◆ PROBLEM DESCRIPTION
Report how many lines of the entries below contain the word "ylabel", and nothing more.

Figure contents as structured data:
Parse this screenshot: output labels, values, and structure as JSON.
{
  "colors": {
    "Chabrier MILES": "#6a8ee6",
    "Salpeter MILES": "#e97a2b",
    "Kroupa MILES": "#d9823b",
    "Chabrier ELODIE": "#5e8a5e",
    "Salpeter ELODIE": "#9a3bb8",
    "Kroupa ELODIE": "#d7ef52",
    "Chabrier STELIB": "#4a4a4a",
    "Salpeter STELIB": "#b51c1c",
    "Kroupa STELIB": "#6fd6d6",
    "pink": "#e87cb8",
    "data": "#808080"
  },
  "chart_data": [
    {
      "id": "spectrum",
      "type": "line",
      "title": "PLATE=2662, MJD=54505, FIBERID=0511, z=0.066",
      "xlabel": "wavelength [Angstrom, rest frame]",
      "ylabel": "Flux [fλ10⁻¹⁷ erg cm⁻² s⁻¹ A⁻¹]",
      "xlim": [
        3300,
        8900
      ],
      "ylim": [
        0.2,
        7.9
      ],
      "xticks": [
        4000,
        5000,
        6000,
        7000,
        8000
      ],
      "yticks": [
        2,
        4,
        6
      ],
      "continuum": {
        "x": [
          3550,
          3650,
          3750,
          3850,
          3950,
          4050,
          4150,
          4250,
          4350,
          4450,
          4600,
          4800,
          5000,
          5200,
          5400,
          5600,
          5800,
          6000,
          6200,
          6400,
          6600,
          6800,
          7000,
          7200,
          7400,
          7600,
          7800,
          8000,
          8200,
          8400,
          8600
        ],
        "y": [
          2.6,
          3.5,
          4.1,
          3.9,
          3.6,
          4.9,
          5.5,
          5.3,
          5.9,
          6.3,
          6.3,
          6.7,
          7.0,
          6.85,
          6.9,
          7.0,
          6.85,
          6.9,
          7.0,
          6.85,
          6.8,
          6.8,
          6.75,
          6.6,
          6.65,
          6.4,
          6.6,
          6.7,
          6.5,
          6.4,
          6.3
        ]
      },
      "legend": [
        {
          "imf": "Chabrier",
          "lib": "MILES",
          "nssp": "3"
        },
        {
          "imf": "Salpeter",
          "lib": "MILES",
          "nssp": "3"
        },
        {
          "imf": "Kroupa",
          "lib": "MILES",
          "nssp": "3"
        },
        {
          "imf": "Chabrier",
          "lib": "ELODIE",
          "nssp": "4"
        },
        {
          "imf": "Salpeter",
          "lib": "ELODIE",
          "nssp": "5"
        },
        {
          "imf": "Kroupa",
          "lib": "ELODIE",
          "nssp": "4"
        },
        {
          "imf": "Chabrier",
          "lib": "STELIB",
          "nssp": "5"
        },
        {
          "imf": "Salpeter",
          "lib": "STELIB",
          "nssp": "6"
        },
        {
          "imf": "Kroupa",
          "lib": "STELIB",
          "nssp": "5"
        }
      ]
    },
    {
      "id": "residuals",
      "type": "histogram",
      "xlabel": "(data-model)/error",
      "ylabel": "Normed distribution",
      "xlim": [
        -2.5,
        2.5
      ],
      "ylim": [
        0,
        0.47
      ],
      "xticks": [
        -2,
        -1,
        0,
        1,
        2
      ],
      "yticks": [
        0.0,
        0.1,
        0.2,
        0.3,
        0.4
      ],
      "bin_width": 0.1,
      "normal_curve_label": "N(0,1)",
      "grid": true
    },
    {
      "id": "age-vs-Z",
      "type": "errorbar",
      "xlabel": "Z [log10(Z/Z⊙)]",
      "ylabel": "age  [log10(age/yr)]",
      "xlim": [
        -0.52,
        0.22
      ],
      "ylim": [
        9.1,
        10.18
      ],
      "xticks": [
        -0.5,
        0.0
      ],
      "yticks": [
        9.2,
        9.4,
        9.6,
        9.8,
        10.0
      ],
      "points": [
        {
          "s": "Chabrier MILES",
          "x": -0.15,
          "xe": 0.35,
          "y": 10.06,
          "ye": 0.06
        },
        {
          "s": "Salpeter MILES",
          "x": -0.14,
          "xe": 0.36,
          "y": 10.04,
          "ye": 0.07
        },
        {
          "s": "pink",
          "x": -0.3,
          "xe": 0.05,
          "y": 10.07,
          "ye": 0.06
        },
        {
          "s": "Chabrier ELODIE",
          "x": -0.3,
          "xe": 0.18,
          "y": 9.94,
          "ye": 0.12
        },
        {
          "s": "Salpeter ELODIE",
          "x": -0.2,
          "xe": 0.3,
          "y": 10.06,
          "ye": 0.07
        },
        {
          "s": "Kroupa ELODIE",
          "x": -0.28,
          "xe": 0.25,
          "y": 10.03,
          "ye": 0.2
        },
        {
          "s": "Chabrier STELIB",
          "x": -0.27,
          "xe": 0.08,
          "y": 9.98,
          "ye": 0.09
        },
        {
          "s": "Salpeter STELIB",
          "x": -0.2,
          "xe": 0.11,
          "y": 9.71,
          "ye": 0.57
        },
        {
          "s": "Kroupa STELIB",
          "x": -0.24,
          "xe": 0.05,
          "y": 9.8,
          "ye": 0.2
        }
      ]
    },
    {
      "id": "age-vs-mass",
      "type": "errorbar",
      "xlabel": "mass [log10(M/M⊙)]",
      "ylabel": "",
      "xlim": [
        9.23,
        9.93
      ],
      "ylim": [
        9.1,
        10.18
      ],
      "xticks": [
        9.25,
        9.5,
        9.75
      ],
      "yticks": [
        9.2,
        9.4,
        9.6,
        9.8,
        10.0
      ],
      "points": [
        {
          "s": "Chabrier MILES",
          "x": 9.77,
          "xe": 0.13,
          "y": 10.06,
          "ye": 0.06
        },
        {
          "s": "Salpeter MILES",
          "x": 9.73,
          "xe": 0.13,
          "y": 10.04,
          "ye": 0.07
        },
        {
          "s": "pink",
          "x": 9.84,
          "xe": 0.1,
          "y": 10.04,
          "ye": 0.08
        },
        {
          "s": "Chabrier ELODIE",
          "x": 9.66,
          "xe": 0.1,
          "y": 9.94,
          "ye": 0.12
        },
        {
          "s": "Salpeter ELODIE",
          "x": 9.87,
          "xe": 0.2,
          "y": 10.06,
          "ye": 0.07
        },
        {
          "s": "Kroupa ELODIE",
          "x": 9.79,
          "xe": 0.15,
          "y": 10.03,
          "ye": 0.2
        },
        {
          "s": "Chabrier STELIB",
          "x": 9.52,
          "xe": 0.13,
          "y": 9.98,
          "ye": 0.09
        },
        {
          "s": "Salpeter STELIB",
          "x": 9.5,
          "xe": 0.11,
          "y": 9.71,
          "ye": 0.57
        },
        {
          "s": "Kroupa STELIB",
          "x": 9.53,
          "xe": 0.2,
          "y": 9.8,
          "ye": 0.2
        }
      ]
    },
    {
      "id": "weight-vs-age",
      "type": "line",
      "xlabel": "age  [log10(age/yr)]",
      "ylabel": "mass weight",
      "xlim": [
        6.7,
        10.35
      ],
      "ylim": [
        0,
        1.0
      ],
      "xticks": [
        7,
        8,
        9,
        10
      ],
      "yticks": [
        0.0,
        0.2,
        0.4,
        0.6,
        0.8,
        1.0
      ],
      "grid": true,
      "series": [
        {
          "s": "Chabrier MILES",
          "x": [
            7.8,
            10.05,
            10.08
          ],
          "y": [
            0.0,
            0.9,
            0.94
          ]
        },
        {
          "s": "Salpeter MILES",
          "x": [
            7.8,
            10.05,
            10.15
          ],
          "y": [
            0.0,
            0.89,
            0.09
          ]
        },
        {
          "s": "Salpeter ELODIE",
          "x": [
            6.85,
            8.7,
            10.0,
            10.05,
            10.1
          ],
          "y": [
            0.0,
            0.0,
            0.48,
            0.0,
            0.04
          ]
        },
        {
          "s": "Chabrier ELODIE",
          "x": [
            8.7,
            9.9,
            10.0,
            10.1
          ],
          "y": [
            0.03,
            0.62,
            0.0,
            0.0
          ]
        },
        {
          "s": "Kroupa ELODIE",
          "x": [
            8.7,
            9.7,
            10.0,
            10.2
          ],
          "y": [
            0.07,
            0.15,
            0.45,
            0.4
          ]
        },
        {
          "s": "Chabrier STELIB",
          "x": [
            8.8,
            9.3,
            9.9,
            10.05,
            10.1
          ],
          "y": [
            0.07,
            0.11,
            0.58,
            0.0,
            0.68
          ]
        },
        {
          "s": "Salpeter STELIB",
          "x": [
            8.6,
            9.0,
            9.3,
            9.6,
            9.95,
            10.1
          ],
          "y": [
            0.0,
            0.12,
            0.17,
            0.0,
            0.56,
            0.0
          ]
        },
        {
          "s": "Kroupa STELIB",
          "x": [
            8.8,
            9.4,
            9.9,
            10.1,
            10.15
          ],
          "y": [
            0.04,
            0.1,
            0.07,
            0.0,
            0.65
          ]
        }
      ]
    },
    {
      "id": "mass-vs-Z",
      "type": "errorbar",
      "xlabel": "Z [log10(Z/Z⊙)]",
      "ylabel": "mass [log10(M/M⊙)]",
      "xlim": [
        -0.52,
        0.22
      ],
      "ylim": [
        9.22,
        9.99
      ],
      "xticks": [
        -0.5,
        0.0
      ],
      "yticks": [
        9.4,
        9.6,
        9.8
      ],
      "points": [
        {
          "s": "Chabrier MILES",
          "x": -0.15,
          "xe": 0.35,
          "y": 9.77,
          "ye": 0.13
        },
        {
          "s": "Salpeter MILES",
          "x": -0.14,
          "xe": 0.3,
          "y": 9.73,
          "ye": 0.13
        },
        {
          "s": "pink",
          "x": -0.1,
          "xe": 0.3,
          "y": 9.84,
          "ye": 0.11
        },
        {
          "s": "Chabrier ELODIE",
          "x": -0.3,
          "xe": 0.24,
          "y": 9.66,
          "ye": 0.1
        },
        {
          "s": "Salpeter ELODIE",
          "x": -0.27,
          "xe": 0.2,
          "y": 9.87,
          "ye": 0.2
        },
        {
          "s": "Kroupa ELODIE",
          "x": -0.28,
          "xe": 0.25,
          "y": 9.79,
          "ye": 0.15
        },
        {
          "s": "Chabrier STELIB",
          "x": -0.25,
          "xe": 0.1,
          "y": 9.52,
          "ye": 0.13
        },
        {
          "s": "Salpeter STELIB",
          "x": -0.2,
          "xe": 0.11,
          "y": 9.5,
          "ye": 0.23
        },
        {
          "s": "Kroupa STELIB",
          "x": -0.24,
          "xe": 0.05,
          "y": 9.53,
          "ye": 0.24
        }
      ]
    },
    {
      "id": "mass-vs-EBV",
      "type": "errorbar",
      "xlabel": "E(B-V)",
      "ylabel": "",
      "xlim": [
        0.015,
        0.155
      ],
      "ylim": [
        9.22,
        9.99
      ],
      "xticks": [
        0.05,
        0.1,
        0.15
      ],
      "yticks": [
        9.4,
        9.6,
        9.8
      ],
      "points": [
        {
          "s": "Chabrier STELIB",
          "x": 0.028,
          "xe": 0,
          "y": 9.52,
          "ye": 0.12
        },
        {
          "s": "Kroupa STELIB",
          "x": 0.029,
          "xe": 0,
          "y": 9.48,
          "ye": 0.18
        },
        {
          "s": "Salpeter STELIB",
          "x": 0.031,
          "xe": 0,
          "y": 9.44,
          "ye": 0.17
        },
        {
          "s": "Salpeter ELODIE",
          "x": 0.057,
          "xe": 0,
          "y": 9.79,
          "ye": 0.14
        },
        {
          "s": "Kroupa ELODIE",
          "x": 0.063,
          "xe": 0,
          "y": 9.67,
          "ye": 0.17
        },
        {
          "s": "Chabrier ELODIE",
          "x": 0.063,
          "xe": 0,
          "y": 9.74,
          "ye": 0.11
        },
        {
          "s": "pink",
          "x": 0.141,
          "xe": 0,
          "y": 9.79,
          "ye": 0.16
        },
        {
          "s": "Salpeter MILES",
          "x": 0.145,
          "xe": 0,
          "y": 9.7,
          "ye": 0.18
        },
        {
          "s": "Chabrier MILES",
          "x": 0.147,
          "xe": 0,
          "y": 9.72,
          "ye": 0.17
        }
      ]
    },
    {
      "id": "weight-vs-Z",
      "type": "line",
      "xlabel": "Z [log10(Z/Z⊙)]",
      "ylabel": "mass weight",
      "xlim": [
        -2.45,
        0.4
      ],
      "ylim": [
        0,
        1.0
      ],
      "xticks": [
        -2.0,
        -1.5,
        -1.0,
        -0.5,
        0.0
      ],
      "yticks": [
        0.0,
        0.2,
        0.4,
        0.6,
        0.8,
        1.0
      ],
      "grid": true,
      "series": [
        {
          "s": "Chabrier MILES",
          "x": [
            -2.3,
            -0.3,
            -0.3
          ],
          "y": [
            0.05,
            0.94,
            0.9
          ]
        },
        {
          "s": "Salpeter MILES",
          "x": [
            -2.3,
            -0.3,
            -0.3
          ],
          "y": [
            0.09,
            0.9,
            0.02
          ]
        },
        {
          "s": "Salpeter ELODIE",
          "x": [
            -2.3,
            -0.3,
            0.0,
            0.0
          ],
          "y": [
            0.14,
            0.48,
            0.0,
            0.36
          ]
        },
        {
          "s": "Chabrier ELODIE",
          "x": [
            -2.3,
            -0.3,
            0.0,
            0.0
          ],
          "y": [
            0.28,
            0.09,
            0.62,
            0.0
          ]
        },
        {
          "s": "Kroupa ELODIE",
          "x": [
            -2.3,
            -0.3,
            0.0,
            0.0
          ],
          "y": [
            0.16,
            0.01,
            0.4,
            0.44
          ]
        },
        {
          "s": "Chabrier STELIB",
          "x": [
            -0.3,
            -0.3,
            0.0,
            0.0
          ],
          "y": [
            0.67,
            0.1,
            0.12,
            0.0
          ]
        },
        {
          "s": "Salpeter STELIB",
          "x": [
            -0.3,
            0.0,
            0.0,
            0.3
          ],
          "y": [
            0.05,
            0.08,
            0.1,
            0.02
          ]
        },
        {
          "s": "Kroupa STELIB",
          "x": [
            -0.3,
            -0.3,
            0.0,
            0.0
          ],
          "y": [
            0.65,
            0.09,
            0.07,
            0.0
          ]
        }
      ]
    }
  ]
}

---

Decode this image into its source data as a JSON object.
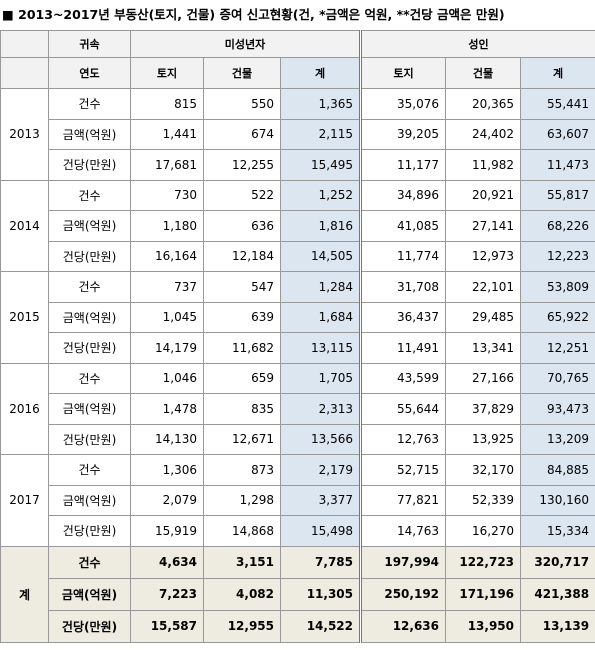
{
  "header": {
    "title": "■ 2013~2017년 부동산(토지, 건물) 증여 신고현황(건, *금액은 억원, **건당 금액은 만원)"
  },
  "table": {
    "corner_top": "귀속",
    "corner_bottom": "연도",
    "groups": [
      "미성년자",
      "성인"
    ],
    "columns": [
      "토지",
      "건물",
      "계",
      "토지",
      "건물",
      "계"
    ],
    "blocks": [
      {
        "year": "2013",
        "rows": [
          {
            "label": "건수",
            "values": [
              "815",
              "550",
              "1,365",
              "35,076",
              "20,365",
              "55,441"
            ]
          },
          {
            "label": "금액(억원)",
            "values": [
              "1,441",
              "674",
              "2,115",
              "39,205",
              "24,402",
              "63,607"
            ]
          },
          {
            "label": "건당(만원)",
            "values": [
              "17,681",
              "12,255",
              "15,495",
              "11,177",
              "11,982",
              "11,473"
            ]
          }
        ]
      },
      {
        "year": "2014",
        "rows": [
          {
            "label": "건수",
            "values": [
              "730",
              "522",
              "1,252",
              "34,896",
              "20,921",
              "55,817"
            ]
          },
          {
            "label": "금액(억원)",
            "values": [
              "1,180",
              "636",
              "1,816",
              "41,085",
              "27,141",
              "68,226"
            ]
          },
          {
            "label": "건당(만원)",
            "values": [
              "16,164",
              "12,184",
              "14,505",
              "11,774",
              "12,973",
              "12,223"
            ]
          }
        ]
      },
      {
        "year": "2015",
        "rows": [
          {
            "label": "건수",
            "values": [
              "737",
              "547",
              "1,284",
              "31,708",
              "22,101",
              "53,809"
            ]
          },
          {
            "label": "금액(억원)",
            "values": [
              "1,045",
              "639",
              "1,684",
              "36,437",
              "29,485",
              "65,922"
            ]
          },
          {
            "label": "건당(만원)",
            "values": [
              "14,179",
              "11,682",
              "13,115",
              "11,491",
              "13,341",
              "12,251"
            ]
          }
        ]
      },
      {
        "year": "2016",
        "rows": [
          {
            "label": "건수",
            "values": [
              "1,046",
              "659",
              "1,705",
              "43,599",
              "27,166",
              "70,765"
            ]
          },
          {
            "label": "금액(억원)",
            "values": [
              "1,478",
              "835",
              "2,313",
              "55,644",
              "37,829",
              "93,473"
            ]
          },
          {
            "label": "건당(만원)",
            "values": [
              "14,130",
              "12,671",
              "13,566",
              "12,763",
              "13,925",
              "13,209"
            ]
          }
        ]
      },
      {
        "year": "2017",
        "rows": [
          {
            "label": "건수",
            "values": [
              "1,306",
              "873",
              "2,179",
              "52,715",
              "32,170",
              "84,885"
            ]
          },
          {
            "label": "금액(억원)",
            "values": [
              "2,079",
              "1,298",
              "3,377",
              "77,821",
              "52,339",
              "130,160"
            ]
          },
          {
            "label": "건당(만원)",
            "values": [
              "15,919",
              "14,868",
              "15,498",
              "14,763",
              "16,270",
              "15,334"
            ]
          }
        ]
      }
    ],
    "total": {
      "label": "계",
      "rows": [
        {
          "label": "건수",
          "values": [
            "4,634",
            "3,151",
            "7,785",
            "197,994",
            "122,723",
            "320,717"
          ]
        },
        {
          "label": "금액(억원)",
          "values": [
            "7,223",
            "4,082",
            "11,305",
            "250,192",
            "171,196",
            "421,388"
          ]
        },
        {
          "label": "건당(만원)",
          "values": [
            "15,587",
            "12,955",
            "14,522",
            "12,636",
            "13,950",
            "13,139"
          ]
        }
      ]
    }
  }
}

◆ EXERCISE OUTPUT
8